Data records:
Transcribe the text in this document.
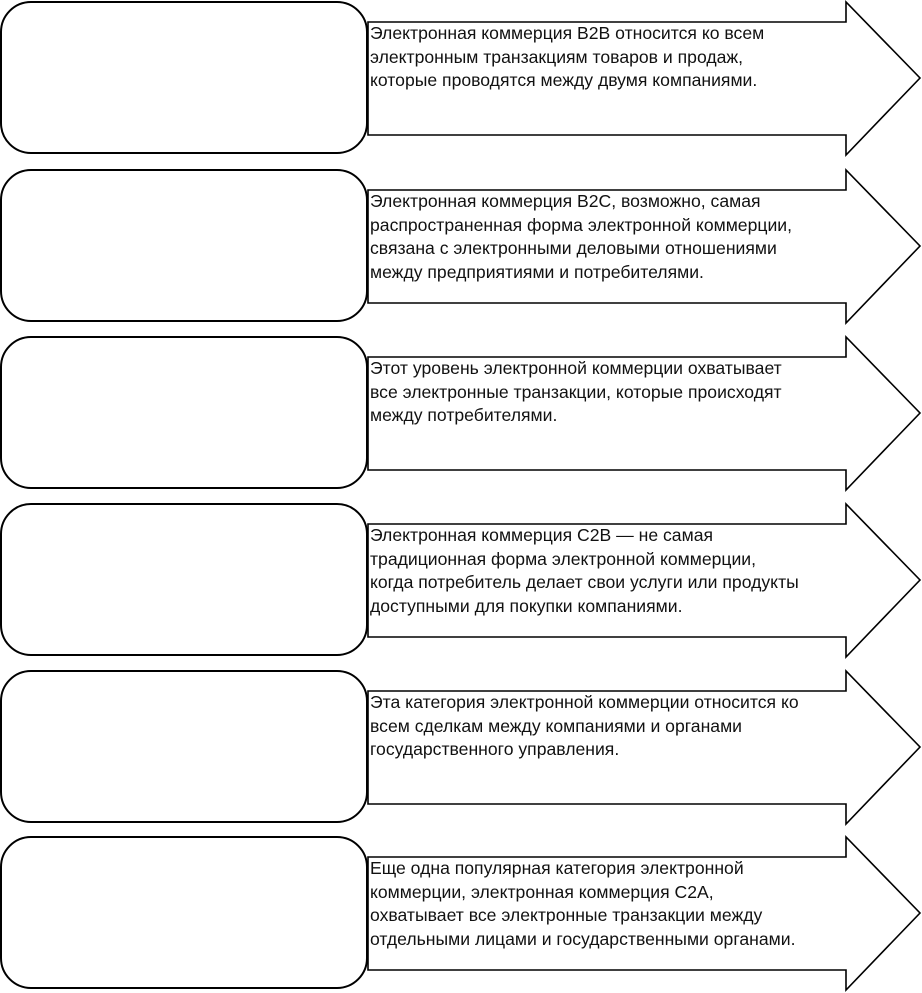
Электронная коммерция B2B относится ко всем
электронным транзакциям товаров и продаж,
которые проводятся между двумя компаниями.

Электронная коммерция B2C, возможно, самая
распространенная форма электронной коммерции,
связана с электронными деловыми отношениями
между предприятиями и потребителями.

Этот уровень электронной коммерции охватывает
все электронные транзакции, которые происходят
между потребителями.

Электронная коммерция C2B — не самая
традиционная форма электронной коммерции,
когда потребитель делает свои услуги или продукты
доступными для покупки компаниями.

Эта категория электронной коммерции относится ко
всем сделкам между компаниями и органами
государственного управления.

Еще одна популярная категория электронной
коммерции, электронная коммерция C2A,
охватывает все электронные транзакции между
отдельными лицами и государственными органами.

> **The problem**
Using the material above, state how many lines include the string "коммерция". Answer with a single number.

> **Solved problem**
4